[Extracted data]
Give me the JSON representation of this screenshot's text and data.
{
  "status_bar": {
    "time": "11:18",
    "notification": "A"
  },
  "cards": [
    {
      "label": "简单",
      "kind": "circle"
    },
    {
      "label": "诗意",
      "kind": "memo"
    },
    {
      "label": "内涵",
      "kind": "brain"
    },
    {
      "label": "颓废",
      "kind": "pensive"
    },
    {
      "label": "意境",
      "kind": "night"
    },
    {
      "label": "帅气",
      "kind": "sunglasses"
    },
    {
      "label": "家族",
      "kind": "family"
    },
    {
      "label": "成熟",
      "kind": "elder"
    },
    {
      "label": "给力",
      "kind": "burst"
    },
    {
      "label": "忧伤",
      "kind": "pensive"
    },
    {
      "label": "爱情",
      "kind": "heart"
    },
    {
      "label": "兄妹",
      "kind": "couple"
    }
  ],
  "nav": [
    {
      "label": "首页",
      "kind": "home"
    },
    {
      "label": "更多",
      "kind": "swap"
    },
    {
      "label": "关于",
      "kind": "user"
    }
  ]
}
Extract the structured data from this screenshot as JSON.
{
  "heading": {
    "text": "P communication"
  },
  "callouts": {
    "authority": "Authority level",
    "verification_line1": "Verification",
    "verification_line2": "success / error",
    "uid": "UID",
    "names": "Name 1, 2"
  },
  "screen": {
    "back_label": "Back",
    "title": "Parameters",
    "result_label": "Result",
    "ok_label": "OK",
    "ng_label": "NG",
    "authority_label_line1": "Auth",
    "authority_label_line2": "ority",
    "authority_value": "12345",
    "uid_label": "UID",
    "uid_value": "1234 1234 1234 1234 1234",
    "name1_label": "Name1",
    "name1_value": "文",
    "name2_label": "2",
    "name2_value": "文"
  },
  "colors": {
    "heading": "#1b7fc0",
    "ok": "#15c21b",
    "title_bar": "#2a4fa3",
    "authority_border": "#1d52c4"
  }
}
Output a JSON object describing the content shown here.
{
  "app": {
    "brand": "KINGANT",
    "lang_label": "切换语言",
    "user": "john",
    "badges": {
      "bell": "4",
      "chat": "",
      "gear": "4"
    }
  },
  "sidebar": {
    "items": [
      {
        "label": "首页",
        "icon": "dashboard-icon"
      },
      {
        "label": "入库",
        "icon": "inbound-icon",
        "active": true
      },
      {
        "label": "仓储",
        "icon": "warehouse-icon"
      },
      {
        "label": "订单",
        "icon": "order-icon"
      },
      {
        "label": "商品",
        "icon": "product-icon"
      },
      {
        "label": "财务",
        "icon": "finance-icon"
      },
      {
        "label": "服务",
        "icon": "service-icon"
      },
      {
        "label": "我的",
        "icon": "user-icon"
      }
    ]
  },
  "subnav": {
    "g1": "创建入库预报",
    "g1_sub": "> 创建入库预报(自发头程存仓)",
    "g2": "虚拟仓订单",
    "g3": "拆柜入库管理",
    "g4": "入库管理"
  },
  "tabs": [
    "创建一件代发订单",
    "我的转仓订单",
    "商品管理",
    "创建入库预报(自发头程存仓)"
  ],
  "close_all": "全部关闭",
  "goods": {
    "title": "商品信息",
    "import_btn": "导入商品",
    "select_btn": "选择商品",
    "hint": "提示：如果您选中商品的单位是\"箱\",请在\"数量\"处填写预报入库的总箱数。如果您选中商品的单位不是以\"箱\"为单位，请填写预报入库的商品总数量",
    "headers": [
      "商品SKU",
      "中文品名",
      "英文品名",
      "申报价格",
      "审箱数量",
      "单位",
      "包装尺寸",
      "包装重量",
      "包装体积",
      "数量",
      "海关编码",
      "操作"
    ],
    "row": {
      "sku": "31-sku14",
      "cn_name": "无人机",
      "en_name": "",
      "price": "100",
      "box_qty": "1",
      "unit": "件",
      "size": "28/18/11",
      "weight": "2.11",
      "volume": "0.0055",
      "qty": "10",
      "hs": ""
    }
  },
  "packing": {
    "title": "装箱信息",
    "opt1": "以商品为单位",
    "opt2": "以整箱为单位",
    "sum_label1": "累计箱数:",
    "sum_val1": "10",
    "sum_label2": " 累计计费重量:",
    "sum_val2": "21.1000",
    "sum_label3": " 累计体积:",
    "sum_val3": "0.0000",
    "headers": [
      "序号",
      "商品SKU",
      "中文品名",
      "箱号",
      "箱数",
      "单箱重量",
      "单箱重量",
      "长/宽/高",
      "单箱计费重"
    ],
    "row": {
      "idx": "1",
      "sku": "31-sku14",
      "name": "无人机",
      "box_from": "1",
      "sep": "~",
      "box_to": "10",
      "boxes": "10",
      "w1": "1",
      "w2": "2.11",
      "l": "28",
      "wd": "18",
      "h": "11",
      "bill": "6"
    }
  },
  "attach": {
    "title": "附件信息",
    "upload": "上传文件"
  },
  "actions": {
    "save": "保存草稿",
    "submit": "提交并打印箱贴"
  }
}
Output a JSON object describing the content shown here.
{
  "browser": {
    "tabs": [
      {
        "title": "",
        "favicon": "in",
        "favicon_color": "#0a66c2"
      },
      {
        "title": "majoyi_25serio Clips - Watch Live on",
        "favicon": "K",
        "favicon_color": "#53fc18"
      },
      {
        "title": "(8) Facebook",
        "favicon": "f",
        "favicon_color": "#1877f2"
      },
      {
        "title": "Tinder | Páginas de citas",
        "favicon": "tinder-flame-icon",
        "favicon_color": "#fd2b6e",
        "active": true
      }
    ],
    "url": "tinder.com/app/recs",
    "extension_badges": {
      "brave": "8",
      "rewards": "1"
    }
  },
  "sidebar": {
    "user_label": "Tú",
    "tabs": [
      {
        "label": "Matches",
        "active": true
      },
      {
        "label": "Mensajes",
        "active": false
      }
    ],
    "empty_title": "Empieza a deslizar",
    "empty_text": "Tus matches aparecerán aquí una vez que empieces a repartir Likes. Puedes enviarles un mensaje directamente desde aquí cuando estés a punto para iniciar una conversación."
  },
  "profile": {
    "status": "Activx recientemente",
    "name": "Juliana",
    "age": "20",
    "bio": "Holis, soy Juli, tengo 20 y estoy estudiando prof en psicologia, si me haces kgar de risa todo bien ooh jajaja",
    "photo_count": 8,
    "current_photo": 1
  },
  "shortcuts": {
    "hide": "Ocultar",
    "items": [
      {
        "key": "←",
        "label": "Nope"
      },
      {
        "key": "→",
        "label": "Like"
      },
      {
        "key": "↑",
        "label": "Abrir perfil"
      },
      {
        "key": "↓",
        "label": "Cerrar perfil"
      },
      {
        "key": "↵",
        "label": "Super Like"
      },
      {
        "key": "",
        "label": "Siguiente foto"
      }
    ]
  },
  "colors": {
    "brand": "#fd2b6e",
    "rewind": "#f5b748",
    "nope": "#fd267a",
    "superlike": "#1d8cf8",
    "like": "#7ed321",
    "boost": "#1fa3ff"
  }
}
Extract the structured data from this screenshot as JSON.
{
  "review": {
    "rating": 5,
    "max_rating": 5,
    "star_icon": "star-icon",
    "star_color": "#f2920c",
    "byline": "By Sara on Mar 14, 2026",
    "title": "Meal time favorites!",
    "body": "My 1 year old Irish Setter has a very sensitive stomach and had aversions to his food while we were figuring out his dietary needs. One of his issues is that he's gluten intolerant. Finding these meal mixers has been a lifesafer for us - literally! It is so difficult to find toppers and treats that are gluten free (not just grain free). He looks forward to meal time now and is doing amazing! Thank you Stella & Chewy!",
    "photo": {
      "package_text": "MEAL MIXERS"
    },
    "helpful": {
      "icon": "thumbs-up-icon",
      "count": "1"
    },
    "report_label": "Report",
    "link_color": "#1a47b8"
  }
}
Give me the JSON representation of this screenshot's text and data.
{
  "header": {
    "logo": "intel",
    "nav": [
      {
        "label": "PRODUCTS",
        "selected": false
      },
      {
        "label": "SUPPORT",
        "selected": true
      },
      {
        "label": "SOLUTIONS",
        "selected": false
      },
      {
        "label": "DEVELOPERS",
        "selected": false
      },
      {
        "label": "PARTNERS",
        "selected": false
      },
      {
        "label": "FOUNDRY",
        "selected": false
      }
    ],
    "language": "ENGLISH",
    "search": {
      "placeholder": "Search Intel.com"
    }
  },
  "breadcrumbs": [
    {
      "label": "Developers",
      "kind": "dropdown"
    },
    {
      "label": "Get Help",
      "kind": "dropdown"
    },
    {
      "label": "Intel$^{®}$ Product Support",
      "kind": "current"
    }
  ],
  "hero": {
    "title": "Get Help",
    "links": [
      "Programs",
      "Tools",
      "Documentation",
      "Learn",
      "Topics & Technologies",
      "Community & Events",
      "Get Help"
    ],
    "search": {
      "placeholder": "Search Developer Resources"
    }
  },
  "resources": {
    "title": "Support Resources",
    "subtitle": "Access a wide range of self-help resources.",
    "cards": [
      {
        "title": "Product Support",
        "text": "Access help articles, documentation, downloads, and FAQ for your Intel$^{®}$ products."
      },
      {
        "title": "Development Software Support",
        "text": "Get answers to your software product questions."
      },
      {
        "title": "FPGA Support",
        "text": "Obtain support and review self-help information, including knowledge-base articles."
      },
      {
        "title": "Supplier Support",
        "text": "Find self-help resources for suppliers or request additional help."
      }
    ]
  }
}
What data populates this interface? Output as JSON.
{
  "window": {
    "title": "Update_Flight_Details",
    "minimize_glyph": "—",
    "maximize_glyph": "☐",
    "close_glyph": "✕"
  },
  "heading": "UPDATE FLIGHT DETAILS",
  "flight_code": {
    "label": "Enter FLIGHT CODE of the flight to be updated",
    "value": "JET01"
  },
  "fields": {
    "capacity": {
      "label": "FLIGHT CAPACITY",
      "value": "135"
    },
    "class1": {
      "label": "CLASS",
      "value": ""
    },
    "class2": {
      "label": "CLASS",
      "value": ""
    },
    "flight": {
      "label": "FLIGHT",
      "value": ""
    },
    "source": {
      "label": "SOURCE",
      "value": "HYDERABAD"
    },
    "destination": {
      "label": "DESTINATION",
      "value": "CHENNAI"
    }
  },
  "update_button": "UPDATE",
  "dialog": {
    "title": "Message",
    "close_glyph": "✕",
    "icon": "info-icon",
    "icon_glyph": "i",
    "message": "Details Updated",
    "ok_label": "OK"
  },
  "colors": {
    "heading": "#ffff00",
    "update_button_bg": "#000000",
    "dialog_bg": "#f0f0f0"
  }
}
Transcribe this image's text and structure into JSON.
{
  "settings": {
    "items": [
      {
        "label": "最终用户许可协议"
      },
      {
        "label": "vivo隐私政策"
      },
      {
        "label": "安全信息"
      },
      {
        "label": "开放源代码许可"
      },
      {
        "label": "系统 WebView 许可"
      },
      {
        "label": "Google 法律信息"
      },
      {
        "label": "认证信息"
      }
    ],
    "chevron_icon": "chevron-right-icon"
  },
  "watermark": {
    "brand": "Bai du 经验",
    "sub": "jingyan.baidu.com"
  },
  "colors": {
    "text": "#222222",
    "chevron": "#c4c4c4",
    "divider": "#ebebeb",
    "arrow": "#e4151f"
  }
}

[Aim] Out of the records, collect only those lines that contain the string "perfil".

[Correct answer]
        "label": "Abrir perfil"
        "label": "Cerrar perfil"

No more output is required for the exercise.